MATERIAL SHOWN:
□ □ □ □

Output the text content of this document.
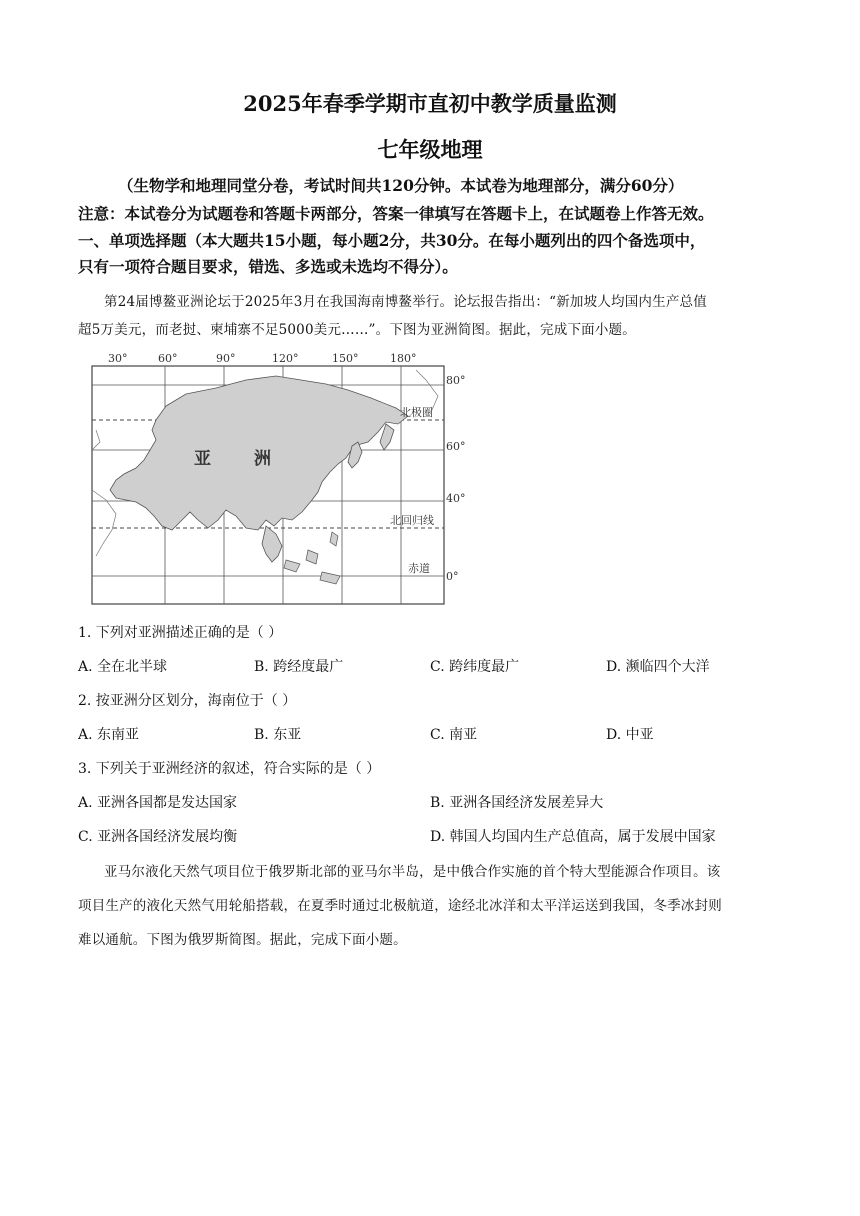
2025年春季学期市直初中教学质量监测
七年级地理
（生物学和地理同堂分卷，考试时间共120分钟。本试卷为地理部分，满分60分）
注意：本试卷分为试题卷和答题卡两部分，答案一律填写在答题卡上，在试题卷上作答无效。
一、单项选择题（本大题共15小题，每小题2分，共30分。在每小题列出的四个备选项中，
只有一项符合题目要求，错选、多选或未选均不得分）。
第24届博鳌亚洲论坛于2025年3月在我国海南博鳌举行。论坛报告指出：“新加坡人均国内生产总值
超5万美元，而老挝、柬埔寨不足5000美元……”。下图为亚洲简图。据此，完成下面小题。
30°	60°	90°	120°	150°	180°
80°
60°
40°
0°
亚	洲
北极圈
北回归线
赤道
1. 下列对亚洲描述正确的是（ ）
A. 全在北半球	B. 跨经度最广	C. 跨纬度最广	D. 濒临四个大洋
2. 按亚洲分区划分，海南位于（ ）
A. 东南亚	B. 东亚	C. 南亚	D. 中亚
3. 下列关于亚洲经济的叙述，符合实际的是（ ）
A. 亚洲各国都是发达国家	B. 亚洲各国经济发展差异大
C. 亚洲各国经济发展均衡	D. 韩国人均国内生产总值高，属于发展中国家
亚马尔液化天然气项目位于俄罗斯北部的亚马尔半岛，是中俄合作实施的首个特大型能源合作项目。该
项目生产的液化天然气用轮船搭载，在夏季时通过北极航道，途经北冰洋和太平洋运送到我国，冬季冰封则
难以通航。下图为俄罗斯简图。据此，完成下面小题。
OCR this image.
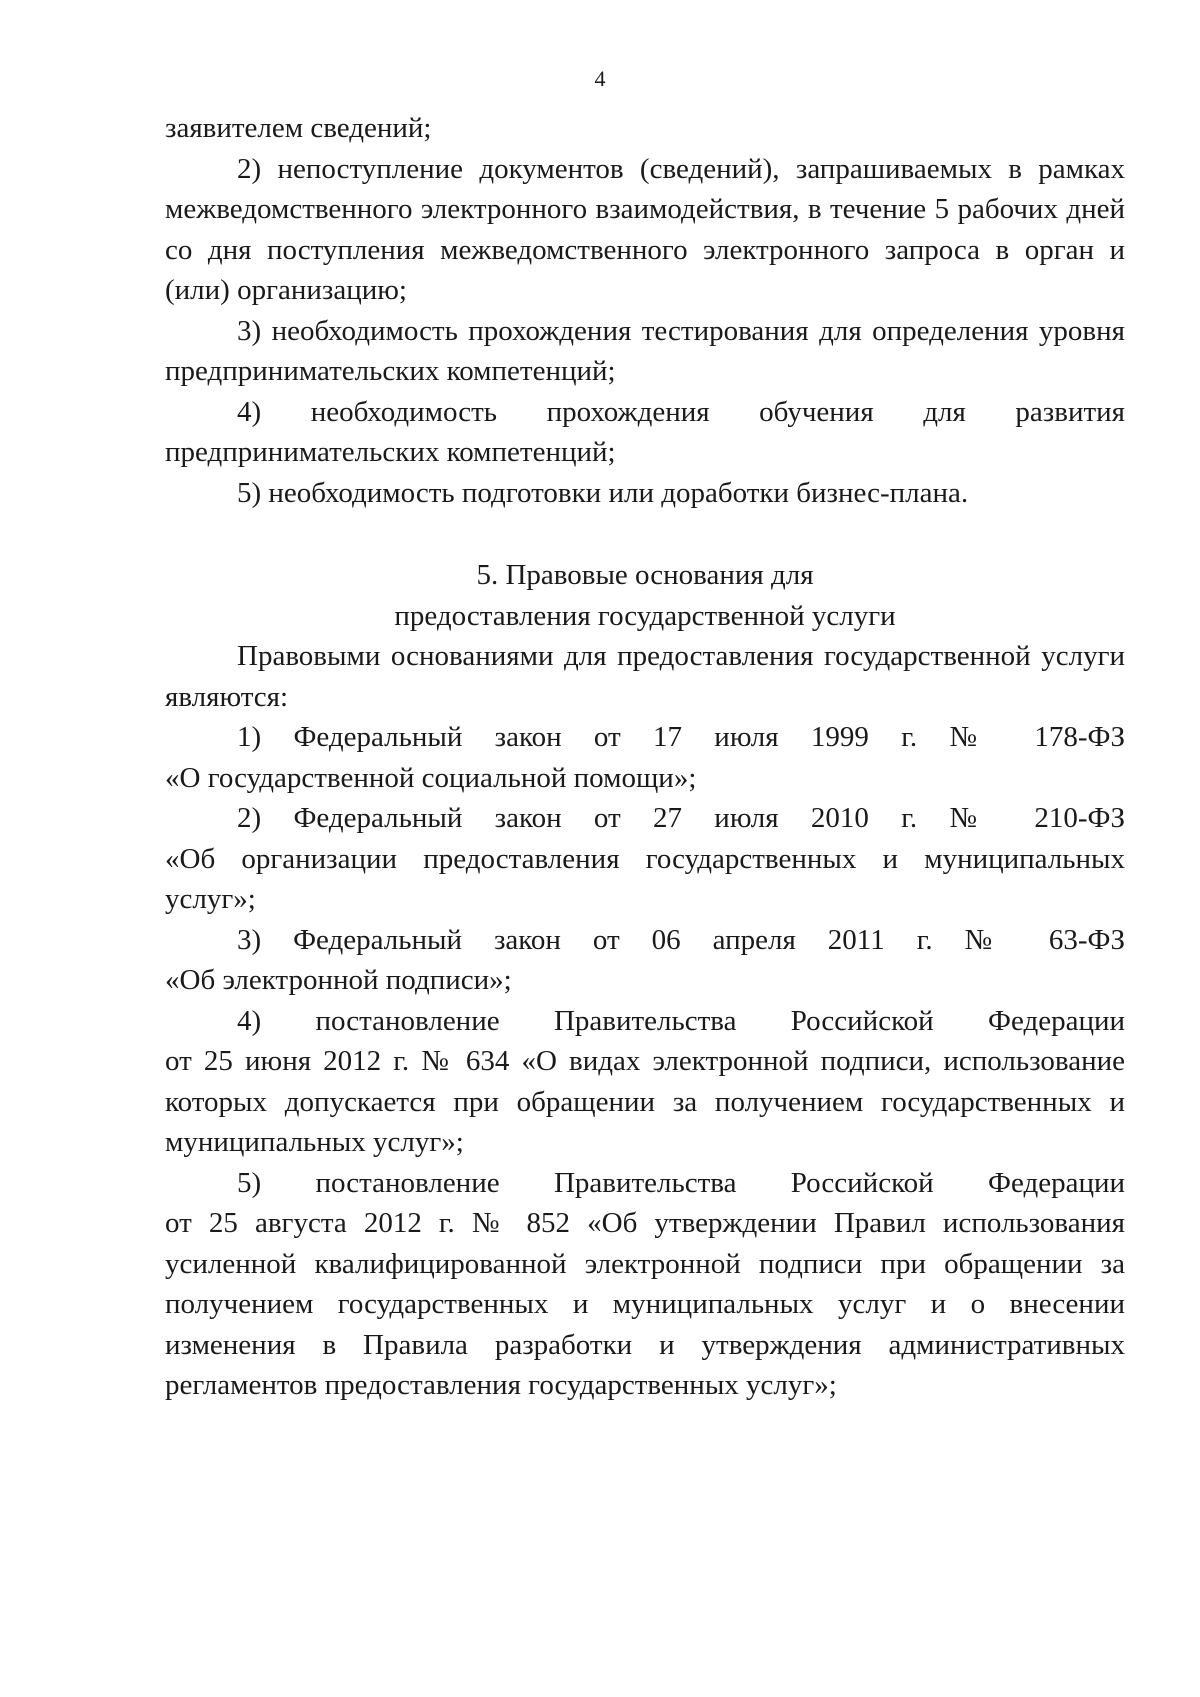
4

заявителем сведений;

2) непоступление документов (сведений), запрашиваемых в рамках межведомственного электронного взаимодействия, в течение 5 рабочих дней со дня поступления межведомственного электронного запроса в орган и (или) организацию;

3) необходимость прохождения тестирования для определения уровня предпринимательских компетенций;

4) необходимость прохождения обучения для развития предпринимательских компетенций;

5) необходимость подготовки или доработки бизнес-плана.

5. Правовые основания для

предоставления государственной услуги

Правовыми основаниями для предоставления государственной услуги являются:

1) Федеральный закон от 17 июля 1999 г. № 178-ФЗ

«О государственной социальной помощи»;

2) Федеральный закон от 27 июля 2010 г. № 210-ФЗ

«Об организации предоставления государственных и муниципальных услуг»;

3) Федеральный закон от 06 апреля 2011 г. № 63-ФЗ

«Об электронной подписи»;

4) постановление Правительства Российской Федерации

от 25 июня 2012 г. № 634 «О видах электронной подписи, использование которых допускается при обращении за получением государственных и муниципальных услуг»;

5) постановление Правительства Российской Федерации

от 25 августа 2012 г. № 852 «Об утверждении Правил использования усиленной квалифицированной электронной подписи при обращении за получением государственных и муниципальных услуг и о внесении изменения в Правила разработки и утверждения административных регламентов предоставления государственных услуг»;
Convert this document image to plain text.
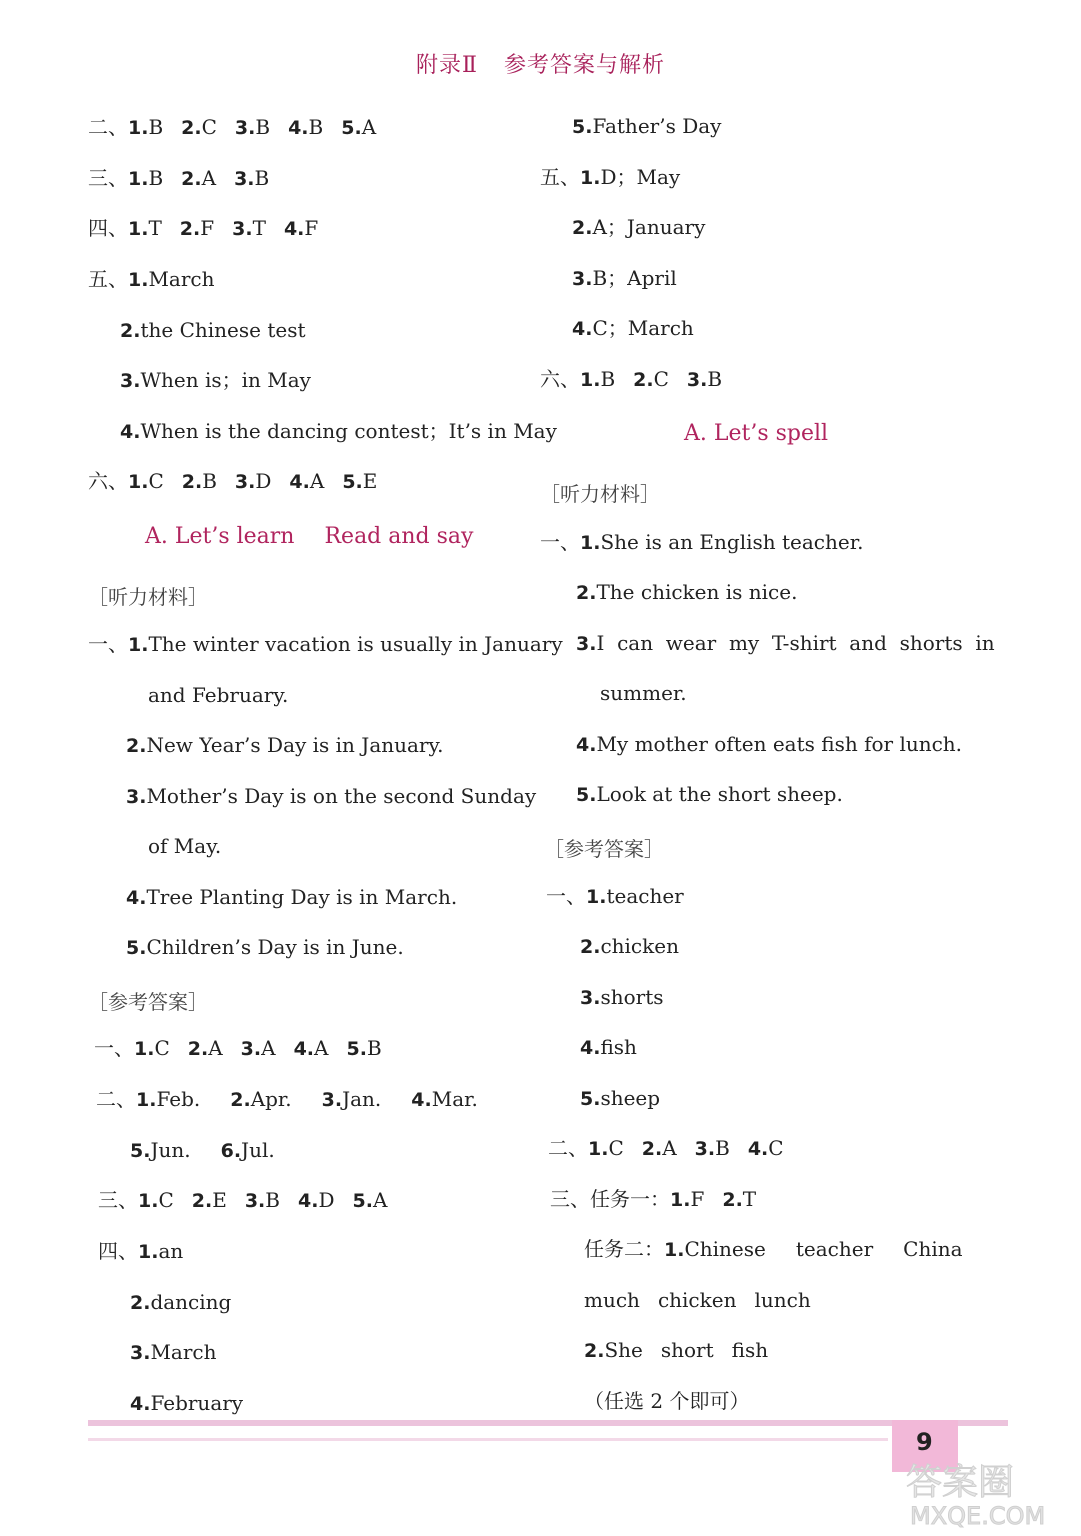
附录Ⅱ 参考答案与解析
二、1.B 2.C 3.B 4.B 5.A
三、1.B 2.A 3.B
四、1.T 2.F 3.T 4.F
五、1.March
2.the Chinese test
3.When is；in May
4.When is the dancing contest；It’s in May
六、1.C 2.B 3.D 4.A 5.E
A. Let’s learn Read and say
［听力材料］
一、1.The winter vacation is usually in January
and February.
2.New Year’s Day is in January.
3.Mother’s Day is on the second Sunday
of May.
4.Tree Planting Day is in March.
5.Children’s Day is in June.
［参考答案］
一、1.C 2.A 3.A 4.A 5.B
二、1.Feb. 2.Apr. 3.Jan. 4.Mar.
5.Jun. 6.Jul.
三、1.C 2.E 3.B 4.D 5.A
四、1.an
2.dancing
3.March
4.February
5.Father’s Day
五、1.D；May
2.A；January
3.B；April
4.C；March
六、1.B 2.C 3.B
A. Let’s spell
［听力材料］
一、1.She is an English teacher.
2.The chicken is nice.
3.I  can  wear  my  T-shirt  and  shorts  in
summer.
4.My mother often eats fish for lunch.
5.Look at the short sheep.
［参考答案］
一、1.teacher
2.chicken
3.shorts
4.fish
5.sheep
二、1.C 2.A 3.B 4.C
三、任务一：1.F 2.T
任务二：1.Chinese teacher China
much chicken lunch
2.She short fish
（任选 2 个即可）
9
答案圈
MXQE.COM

□ □ □ □

Output a faithful copy of the data, with each picture left out.

EXERCISE ANSWER:
Output the text content of this document.
2025年春季学期市直初中教学质量监测
七年级地理
（生物学和地理同堂分卷，考试时间共120分钟。本试卷为地理部分，满分60分）
注意：本试卷分为试题卷和答题卡两部分，答案一律填写在答题卡上，在试题卷上作答无效。
一、单项选择题（本大题共15小题，每小题2分，共30分。在每小题列出的四个备选项中，
只有一项符合题目要求，错选、多选或未选均不得分）。
第24届博鳌亚洲论坛于2025年3月在我国海南博鳌举行。论坛报告指出：“新加坡人均国内生产总值
超5万美元，而老挝、柬埔寨不足5000美元……”。下图为亚洲简图。据此，完成下面小题。
30°	60°	90°	120°	150°	180°
80°
60°
40°
0°
亚	洲
北极圈
北回归线
赤道
1. 下列对亚洲描述正确的是（ ）
A. 全在北半球	B. 跨经度最广	C. 跨纬度最广	D. 濒临四个大洋
2. 按亚洲分区划分，海南位于（ ）
A. 东南亚	B. 东亚	C. 南亚	D. 中亚
3. 下列关于亚洲经济的叙述，符合实际的是（ ）
A. 亚洲各国都是发达国家	B. 亚洲各国经济发展差异大
C. 亚洲各国经济发展均衡	D. 韩国人均国内生产总值高，属于发展中国家
亚马尔液化天然气项目位于俄罗斯北部的亚马尔半岛，是中俄合作实施的首个特大型能源合作项目。该
项目生产的液化天然气用轮船搭载，在夏季时通过北极航道，途经北冰洋和太平洋运送到我国，冬季冰封则
难以通航。下图为俄罗斯简图。据此，完成下面小题。
OCR this image.
4

заявителем сведений;

2) непоступление документов (сведений), запрашиваемых в рамках межведомственного электронного взаимодействия, в течение 5 рабочих дней со дня поступления межведомственного электронного запроса в орган и (или) организацию;

3) необходимость прохождения тестирования для определения уровня предпринимательских компетенций;

4) необходимость прохождения обучения для развития предпринимательских компетенций;

5) необходимость подготовки или доработки бизнес-плана.

5. Правовые основания для

предоставления государственной услуги

Правовыми основаниями для предоставления государственной услуги являются:

1) Федеральный закон от 17 июля 1999 г. № 178-ФЗ

«О государственной социальной помощи»;

2) Федеральный закон от 27 июля 2010 г. № 210-ФЗ

«Об организации предоставления государственных и муниципальных услуг»;

3) Федеральный закон от 06 апреля 2011 г. № 63-ФЗ

«Об электронной подписи»;

4) постановление Правительства Российской Федерации

от 25 июня 2012 г. № 634 «О видах электронной подписи, использование которых допускается при обращении за получением государственных и муниципальных услуг»;

5) постановление Правительства Российской Федерации

от 25 августа 2012 г. № 852 «Об утверждении Правил использования усиленной квалифицированной электронной подписи при обращении за получением государственных и муниципальных услуг и о внесении изменения в Правила разработки и утверждения административных регламентов предоставления государственных услуг»;
Convert this document image to plain text.
附录Ⅱ 参考答案与解析
二、1.B 2.C 3.B 4.B 5.A
三、1.B 2.A 3.B
四、1.T 2.F 3.T 4.F
五、1.March
2.the Chinese test
3.When is；in May
4.When is the dancing contest；It’s in May
六、1.C 2.B 3.D 4.A 5.E
A. Let’s learn Read and say
［听力材料］
一、1.The winter vacation is usually in January
and February.
2.New Year’s Day is in January.
3.Mother’s Day is on the second Sunday
of May.
4.Tree Planting Day is in March.
5.Children’s Day is in June.
［参考答案］
一、1.C 2.A 3.A 4.A 5.B
二、1.Feb. 2.Apr. 3.Jan. 4.Mar.
5.Jun. 6.Jul.
三、1.C 2.E 3.B 4.D 5.A
四、1.an
2.dancing
3.March
4.February
5.Father’s Day
五、1.D；May
2.A；January
3.B；April
4.C；March
六、1.B 2.C 3.B
A. Let’s spell
［听力材料］
一、1.She is an English teacher.
2.The chicken is nice.
3.I  can  wear  my  T-shirt  and  shorts  in
summer.
4.My mother often eats fish for lunch.
5.Look at the short sheep.
［参考答案］
一、1.teacher
2.chicken
3.shorts
4.fish
5.sheep
二、1.C 2.A 3.B 4.C
三、任务一：1.F 2.T
任务二：1.Chinese teacher China
much chicken lunch
2.She short fish
（任选 2 个即可）
9
答案圈
MXQE.COM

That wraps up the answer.